**PROBLEM:** Go through the entries below and pick out every line with "five".

Records contained in a dataset:
↓

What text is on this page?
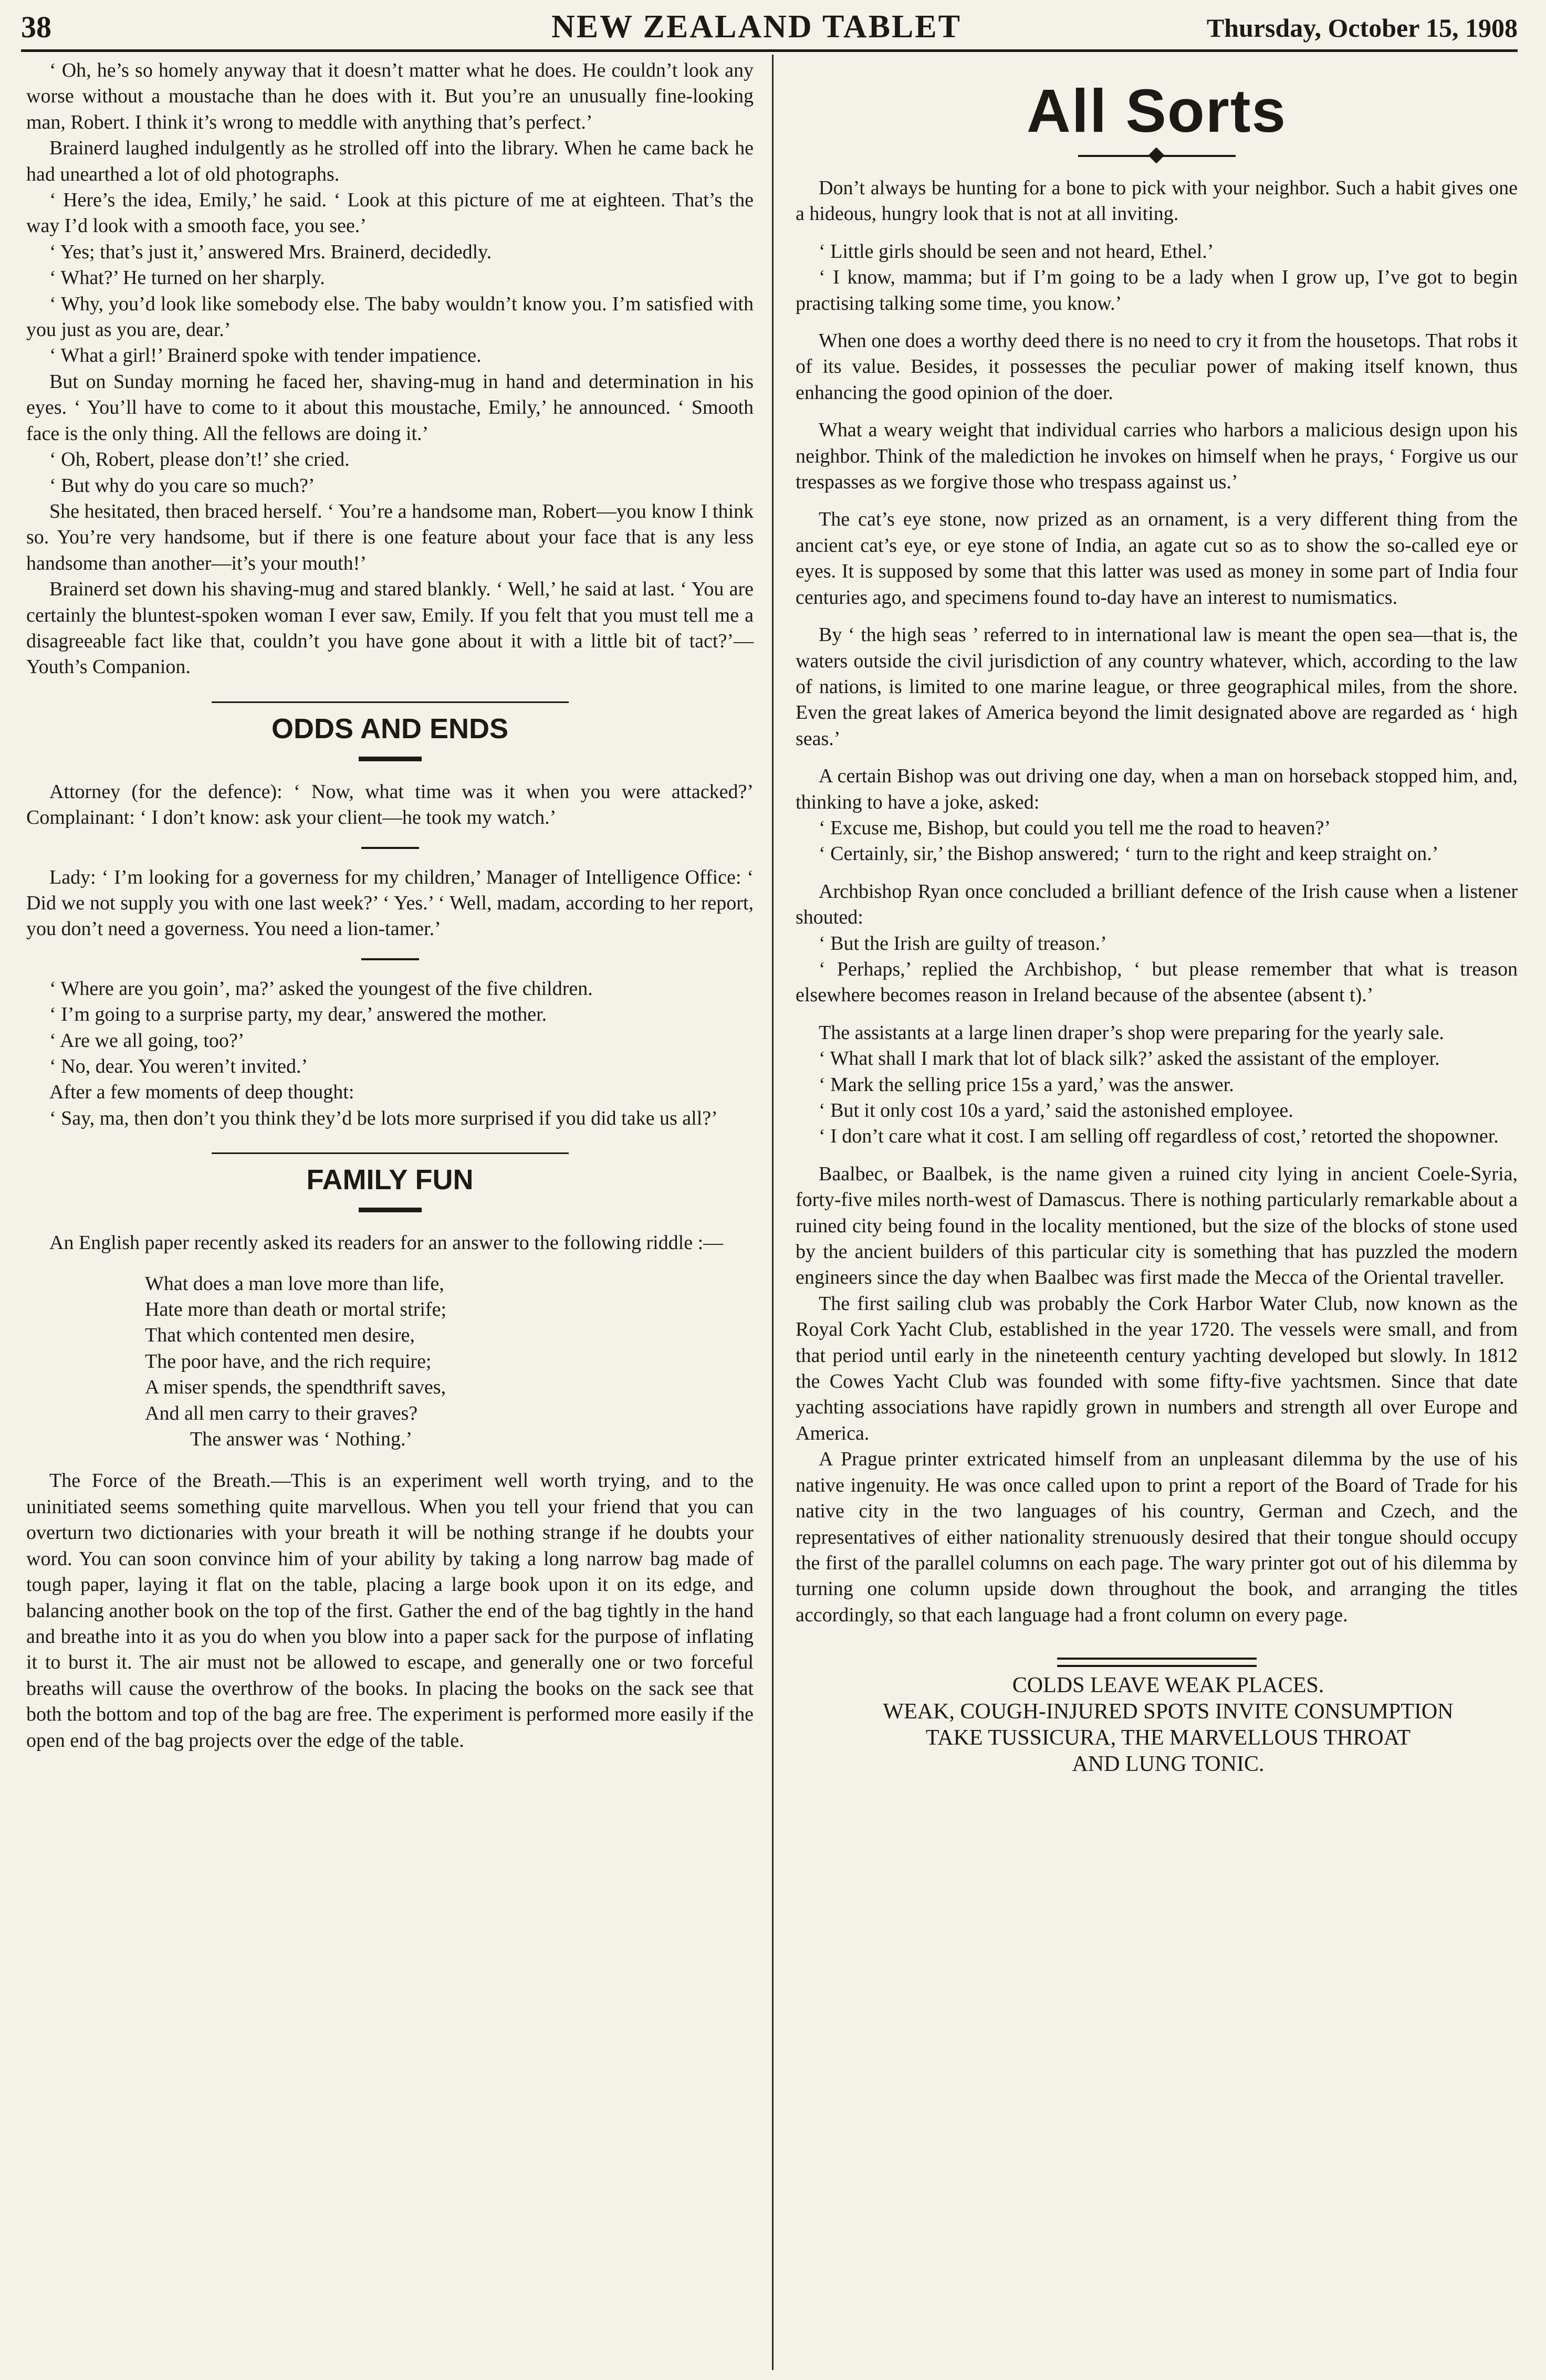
38	NEW ZEALAND TABLET	Thursday, October 15, 1908

‘ Oh, he’s so homely anyway that it doesn’t matter what he does. He couldn’t look any worse without a moustache than he does with it. But you’re an unusually fine-looking man, Robert. I think it’s wrong to meddle with anything that’s perfect.’

Brainerd laughed indulgently as he strolled off into the library. When he came back he had unearthed a lot of old photographs.

‘ Here’s the idea, Emily,’ he said. ‘ Look at this picture of me at eighteen. That’s the way I’d look with a smooth face, you see.’

‘ Yes; that’s just it,’ answered Mrs. Brainerd, decidedly.

‘ What?’ He turned on her sharply.

‘ Why, you’d look like somebody else. The baby wouldn’t know you. I’m satisfied with you just as you are, dear.’

‘ What a girl!’ Brainerd spoke with tender impatience.

But on Sunday morning he faced her, shaving-mug in hand and determination in his eyes. ‘ You’ll have to come to it about this moustache, Emily,’ he announced. ‘ Smooth face is the only thing. All the fellows are doing it.’

‘ Oh, Robert, please don’t!’ she cried.

‘ But why do you care so much?’

She hesitated, then braced herself. ‘ You’re a handsome man, Robert—you know I think so. You’re very handsome, but if there is one feature about your face that is any less handsome than another—it’s your mouth!’

Brainerd set down his shaving-mug and stared blankly. ‘ Well,’ he said at last. ‘ You are certainly the bluntest-spoken woman I ever saw, Emily. If you felt that you must tell me a disagreeable fact like that, couldn’t you have gone about it with a little bit of tact?’—Youth’s Companion.

ODDS AND ENDS

Attorney (for the defence): ‘ Now, what time was it when you were attacked?’ Complainant: ‘ I don’t know: ask your client—he took my watch.’

Lady: ‘ I’m looking for a governess for my children,’ Manager of Intelligence Office: ‘ Did we not supply you with one last week?’ ‘ Yes.’ ‘ Well, madam, according to her report, you don’t need a governess. You need a lion-tamer.’

‘ Where are you goin’, ma?’ asked the youngest of the five children.

‘ I’m going to a surprise party, my dear,’ answered the mother.

‘ Are we all going, too?’

‘ No, dear. You weren’t invited.’

After a few moments of deep thought:

‘ Say, ma, then don’t you think they’d be lots more surprised if you did take us all?’

FAMILY FUN

An English paper recently asked its readers for an answer to the following riddle :—

What does a man love more than life,
Hate more than death or mortal strife;
That which contented men desire,
The poor have, and the rich require;
A miser spends, the spendthrift saves,
And all men carry to their graves?
The answer was ‘ Nothing.’

The Force of the Breath.—This is an experiment well worth trying, and to the uninitiated seems something quite marvellous. When you tell your friend that you can overturn two dictionaries with your breath it will be nothing strange if he doubts your word. You can soon convince him of your ability by taking a long narrow bag made of tough paper, laying it flat on the table, placing a large book upon it on its edge, and balancing another book on the top of the first. Gather the end of the bag tightly in the hand and breathe into it as you do when you blow into a paper sack for the purpose of inflating it to burst it. The air must not be allowed to escape, and generally one or two forceful breaths will cause the overthrow of the books. In placing the books on the sack see that both the bottom and top of the bag are free. The experiment is performed more easily if the open end of the bag projects over the edge of the table.

All Sorts

Don’t always be hunting for a bone to pick with your neighbor. Such a habit gives one a hideous, hungry look that is not at all inviting.

‘ Little girls should be seen and not heard, Ethel.’

‘ I know, mamma; but if I’m going to be a lady when I grow up, I’ve got to begin practising talking some time, you know.’

When one does a worthy deed there is no need to cry it from the housetops. That robs it of its value. Besides, it possesses the peculiar power of making itself known, thus enhancing the good opinion of the doer.

What a weary weight that individual carries who harbors a malicious design upon his neighbor. Think of the malediction he invokes on himself when he prays, ‘ Forgive us our trespasses as we forgive those who trespass against us.’

The cat’s eye stone, now prized as an ornament, is a very different thing from the ancient cat’s eye, or eye stone of India, an agate cut so as to show the so-called eye or eyes. It is supposed by some that this latter was used as money in some part of India four centuries ago, and specimens found to-day have an interest to numismatics.

By ‘ the high seas ’ referred to in international law is meant the open sea—that is, the waters outside the civil jurisdiction of any country whatever, which, according to the law of nations, is limited to one marine league, or three geographical miles, from the shore. Even the great lakes of America beyond the limit designated above are regarded as ‘ high seas.’

A certain Bishop was out driving one day, when a man on horseback stopped him, and, thinking to have a joke, asked:

‘ Excuse me, Bishop, but could you tell me the road to heaven?’

‘ Certainly, sir,’ the Bishop answered; ‘ turn to the right and keep straight on.’

Archbishop Ryan once concluded a brilliant defence of the Irish cause when a listener shouted:

‘ But the Irish are guilty of treason.’

‘ Perhaps,’ replied the Archbishop, ‘ but please remember that what is treason elsewhere becomes reason in Ireland because of the absentee (absent t).’

The assistants at a large linen draper’s shop were preparing for the yearly sale.

‘ What shall I mark that lot of black silk?’ asked the assistant of the employer.

‘ Mark the selling price 15s a yard,’ was the answer.

‘ But it only cost 10s a yard,’ said the astonished employee.

‘ I don’t care what it cost. I am selling off regardless of cost,’ retorted the shopowner.

Baalbec, or Baalbek, is the name given a ruined city lying in ancient Coele-Syria, forty-five miles north-west of Damascus. There is nothing particularly remarkable about a ruined city being found in the locality mentioned, but the size of the blocks of stone used by the ancient builders of this particular city is something that has puzzled the modern engineers since the day when Baalbec was first made the Mecca of the Oriental traveller.

The first sailing club was probably the Cork Harbor Water Club, now known as the Royal Cork Yacht Club, established in the year 1720. The vessels were small, and from that period until early in the nineteenth century yachting developed but slowly. In 1812 the Cowes Yacht Club was founded with some fifty-five yachtsmen. Since that date yachting associations have rapidly grown in numbers and strength all over Europe and America.

A Prague printer extricated himself from an unpleasant dilemma by the use of his native ingenuity. He was once called upon to print a report of the Board of Trade for his native city in the two languages of his country, German and Czech, and the representatives of either nationality strenuously desired that their tongue should occupy the first of the parallel columns on each page. The wary printer got out of his dilemma by turning one column upside down throughout the book, and arranging the titles accordingly, so that each language had a front column on every page.

COLDS LEAVE WEAK PLACES.

WEAK, COUGH-INJURED SPOTS INVITE CONSUMPTION

TAKE TUSSICURA, THE MARVELLOUS THROAT

AND LUNG TONIC.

↑

**ANSWER IN FULL:**
‘ Where are you goin’, ma?’ asked the youngest of the five children.
Baalbec, or Baalbek, is the name given a ruined city lying in ancient Coele-Syria, forty-five miles north-west of Damascus. There is nothing particularly remarkable about a ruined city being found in the locality mentioned, but the size of the blocks of stone used by the ancient builders of this particular city is something that has puzzled the modern engineers since the day when Baalbec was first made the Mecca of the Oriental traveller.
The first sailing club was probably the Cork Harbor Water Club, now known as the Royal Cork Yacht Club, established in the year 1720. The vessels were small, and from that period until early in the nineteenth century yachting developed but slowly. In 1812 the Cowes Yacht Club was founded with some fifty-five yachtsmen. Since that date yachting associations have rapidly grown in numbers and strength all over Europe and America.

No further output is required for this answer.